What the exercise asks: Identify every line in the records below that contains the word "title", and reproduce each one.
__________________________________________________
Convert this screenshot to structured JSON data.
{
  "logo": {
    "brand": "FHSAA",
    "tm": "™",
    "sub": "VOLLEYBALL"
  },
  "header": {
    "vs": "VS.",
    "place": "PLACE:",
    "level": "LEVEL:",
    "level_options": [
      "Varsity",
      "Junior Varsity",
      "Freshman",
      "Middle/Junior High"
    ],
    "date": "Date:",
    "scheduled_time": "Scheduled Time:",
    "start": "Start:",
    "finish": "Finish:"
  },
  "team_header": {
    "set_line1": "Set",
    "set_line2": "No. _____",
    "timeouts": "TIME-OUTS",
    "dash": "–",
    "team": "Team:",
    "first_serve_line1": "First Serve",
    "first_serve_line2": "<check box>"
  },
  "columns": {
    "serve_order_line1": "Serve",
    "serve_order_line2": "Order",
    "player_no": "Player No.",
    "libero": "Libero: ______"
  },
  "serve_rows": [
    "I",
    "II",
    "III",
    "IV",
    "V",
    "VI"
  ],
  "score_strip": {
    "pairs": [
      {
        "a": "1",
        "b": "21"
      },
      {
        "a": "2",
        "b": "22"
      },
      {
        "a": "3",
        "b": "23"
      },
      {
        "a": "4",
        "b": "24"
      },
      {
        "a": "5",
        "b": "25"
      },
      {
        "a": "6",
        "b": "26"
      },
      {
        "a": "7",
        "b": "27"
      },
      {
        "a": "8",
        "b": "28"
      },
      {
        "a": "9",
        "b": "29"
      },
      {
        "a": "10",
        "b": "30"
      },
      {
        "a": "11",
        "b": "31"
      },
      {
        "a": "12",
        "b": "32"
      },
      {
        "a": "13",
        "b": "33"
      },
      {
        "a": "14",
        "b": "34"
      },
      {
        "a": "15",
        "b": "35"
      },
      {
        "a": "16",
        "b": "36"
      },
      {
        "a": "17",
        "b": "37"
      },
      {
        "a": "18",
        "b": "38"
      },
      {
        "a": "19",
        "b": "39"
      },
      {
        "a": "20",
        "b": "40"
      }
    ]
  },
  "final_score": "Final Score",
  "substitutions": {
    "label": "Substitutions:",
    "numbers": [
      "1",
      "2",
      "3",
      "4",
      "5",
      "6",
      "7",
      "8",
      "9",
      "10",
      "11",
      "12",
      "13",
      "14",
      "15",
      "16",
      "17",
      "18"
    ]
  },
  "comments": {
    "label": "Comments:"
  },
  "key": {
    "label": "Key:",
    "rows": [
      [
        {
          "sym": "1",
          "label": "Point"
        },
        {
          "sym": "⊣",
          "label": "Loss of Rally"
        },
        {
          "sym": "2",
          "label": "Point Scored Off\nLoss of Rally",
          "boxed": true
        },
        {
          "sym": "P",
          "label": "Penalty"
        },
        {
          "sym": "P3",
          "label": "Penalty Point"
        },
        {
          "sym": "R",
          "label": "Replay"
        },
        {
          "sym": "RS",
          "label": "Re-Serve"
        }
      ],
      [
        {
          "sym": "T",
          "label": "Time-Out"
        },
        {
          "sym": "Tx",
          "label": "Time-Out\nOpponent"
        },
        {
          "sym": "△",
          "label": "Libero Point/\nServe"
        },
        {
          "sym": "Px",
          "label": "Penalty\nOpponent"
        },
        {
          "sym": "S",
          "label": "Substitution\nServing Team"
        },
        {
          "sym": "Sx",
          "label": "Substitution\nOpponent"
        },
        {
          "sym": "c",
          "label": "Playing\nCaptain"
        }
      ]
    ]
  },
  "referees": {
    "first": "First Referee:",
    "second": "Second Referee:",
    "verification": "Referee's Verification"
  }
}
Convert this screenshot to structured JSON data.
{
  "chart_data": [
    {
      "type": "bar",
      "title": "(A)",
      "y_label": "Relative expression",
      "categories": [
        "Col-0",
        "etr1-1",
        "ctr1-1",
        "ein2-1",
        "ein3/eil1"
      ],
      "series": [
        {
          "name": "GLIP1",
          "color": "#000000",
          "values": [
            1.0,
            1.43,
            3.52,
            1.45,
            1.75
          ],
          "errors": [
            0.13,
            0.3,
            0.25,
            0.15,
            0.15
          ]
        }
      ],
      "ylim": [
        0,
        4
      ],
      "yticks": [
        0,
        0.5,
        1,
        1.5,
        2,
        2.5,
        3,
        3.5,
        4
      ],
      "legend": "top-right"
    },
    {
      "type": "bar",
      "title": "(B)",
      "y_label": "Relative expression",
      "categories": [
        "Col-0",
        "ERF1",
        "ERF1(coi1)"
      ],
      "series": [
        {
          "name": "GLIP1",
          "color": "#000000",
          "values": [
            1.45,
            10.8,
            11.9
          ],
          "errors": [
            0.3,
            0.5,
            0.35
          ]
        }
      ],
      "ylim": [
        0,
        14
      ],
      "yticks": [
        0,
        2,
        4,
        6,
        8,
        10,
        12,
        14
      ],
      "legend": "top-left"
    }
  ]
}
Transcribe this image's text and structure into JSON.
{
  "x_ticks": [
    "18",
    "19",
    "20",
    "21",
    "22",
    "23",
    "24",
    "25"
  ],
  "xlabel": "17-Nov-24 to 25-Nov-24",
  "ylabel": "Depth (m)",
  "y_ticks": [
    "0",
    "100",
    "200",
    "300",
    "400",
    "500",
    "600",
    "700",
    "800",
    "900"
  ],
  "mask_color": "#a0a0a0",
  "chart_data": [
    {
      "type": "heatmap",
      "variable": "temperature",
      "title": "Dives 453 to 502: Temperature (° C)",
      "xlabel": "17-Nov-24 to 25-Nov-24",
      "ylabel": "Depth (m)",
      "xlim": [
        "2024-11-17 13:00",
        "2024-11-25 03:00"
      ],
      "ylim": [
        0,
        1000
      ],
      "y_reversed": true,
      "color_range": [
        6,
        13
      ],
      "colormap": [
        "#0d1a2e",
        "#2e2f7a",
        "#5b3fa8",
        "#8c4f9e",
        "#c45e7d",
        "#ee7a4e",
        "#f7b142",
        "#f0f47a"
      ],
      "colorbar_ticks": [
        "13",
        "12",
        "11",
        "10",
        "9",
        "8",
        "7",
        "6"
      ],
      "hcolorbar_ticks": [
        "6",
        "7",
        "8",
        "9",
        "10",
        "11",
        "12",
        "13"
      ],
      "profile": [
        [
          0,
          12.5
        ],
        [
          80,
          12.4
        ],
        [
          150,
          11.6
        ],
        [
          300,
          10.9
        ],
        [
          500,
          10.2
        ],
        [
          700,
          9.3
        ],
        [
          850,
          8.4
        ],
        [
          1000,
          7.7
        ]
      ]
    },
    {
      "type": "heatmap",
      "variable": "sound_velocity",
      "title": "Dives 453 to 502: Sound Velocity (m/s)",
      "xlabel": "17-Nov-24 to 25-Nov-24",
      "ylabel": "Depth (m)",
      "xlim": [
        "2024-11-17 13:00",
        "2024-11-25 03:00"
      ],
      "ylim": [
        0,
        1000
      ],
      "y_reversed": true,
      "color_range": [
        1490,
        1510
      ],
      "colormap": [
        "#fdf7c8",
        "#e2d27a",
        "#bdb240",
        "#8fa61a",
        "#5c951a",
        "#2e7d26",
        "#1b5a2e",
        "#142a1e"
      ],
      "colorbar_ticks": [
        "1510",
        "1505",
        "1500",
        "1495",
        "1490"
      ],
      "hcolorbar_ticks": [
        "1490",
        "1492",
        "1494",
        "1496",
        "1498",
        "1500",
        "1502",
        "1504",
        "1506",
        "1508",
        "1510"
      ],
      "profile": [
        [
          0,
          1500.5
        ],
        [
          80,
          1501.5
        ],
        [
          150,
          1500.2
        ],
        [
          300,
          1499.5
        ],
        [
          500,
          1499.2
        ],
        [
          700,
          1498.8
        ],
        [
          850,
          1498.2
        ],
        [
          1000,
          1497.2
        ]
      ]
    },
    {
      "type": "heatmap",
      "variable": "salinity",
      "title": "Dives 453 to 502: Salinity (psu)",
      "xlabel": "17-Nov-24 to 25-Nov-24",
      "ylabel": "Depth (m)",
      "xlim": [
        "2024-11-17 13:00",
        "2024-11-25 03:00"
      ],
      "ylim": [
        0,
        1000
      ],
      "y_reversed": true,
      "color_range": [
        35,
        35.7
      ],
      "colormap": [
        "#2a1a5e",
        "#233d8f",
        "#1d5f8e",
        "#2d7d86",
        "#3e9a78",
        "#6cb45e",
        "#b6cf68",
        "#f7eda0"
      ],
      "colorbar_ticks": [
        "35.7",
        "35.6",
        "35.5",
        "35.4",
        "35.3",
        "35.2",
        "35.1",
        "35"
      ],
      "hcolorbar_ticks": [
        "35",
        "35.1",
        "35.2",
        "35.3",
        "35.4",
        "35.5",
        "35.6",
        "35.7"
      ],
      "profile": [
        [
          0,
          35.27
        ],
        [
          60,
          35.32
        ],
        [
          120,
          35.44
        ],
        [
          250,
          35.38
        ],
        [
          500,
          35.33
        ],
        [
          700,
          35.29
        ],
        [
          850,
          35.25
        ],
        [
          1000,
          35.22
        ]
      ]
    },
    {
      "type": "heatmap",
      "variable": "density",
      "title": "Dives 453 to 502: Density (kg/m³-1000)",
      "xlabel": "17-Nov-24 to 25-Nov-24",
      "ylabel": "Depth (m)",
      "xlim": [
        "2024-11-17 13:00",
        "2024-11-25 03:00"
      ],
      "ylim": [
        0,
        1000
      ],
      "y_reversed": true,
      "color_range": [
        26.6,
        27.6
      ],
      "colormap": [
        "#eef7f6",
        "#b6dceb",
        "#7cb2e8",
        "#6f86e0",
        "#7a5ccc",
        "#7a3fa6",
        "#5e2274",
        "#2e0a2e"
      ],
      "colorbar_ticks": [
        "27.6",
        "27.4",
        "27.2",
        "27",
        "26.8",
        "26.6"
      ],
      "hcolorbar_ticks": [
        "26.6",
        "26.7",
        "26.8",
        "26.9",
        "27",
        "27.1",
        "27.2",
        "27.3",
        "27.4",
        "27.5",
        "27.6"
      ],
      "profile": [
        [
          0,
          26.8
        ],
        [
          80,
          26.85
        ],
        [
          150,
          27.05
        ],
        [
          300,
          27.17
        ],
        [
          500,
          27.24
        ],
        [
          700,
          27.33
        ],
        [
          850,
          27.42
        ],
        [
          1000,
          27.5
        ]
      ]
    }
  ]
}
__________________________________________________
The answer:
      "title": "(A)",
      "title": "(B)",
      "title": "Dives 453 to 502: Temperature (° C)",
      "title": "Dives 453 to 502: Sound Velocity (m/s)",
      "title": "Dives 453 to 502: Salinity (psu)",
      "title": "Dives 453 to 502: Density (kg/m³-1000)",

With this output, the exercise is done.